Figure contents as structured data
'''
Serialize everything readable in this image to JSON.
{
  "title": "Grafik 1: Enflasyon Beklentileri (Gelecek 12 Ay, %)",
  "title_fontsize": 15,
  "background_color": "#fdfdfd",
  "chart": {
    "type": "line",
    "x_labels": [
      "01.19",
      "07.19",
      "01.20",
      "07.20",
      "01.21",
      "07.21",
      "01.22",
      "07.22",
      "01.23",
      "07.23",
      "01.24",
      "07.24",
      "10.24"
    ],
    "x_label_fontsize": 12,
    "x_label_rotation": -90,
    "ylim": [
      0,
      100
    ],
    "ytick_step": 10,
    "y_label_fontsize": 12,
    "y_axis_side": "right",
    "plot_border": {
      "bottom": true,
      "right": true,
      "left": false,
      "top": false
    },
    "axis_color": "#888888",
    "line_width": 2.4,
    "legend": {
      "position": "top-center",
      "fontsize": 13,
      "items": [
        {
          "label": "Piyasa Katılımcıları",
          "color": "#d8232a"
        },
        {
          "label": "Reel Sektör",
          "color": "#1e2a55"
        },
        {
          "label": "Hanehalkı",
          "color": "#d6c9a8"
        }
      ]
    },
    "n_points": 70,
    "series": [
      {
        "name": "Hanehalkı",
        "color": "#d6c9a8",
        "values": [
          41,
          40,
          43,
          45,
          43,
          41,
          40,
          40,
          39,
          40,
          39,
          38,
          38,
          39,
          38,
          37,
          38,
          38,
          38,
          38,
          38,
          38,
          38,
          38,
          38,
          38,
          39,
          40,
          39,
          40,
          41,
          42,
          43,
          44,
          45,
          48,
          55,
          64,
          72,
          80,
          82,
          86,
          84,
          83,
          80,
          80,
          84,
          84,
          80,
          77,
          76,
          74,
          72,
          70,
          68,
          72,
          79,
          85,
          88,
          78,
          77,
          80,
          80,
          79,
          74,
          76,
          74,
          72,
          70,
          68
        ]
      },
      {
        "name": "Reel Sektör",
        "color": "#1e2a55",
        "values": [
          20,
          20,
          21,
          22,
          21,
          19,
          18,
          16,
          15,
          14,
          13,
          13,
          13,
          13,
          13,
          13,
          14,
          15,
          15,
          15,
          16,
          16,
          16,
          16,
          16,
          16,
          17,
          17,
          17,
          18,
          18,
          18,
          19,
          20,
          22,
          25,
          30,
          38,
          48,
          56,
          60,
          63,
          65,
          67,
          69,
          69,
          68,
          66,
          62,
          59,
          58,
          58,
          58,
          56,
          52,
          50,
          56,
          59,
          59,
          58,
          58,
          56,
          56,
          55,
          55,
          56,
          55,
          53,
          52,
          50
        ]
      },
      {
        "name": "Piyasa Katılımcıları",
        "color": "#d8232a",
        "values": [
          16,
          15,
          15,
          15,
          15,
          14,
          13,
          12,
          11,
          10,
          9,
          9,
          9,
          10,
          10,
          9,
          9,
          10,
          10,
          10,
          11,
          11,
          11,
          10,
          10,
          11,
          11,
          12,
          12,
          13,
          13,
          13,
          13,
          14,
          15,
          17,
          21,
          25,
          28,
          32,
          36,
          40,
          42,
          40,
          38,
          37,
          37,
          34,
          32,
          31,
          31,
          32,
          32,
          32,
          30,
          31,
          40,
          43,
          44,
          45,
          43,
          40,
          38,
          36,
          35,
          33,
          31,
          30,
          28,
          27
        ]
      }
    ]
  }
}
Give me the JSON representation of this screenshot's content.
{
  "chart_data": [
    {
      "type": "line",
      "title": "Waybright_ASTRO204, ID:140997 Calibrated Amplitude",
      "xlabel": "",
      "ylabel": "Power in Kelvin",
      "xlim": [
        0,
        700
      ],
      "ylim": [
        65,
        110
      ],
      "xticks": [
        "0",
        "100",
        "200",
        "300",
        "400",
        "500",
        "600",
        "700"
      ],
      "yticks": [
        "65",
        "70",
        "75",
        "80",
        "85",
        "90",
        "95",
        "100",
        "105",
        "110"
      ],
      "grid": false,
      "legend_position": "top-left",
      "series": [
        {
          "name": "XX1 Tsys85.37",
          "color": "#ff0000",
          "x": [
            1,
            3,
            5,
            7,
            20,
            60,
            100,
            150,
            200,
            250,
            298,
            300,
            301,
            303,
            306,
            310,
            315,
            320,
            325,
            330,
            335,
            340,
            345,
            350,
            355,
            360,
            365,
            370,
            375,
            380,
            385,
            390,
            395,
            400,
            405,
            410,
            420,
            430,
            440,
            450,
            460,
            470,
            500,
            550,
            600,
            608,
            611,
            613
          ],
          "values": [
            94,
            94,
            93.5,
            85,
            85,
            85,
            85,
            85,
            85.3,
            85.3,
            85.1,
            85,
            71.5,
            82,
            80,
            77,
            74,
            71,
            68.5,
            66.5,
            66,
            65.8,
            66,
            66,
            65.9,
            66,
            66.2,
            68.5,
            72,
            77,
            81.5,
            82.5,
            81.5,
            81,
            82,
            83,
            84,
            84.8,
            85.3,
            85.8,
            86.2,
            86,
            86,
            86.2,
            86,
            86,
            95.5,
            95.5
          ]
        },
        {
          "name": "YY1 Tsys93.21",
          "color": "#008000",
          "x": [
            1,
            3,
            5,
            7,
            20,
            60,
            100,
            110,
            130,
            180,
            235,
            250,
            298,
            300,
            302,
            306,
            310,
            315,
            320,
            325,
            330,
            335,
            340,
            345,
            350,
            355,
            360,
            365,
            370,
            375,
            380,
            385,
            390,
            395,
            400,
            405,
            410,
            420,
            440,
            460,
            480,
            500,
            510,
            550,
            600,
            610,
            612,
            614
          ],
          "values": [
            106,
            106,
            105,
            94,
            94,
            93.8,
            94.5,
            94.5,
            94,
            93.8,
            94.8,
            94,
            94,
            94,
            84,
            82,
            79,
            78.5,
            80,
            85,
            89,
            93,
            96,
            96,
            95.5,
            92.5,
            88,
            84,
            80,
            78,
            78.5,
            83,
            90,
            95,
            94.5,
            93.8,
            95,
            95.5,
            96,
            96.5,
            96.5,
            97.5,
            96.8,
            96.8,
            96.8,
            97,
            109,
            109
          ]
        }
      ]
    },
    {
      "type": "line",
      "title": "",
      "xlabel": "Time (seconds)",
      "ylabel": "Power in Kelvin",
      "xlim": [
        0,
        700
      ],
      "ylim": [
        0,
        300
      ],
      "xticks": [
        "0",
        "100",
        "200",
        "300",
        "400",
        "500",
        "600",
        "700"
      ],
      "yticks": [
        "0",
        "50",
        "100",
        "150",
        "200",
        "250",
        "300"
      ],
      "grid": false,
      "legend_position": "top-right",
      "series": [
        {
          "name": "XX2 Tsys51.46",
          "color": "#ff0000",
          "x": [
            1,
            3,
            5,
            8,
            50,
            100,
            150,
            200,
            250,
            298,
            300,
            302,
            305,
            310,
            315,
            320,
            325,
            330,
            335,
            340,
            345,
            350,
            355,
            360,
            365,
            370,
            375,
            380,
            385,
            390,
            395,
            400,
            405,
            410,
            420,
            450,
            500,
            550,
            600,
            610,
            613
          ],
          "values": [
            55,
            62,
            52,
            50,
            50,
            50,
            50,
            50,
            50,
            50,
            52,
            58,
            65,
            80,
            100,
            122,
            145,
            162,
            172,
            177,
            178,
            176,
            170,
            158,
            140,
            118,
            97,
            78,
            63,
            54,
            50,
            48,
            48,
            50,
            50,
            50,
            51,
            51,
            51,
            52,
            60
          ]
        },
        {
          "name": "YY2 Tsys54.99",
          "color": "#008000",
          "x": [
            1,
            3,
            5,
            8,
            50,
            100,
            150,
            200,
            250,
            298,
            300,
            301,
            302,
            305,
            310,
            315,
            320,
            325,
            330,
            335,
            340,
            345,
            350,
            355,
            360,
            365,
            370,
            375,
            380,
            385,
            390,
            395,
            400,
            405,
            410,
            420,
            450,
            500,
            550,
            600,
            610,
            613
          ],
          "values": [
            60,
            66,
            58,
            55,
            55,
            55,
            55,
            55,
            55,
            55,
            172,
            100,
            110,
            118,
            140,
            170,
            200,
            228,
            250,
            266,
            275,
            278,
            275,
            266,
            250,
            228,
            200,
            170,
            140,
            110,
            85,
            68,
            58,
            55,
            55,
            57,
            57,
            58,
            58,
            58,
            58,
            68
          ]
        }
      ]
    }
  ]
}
'''
**Task statement**
Determine how many lines contain the word "left" and reply with that number alone.

**Result of this task**
2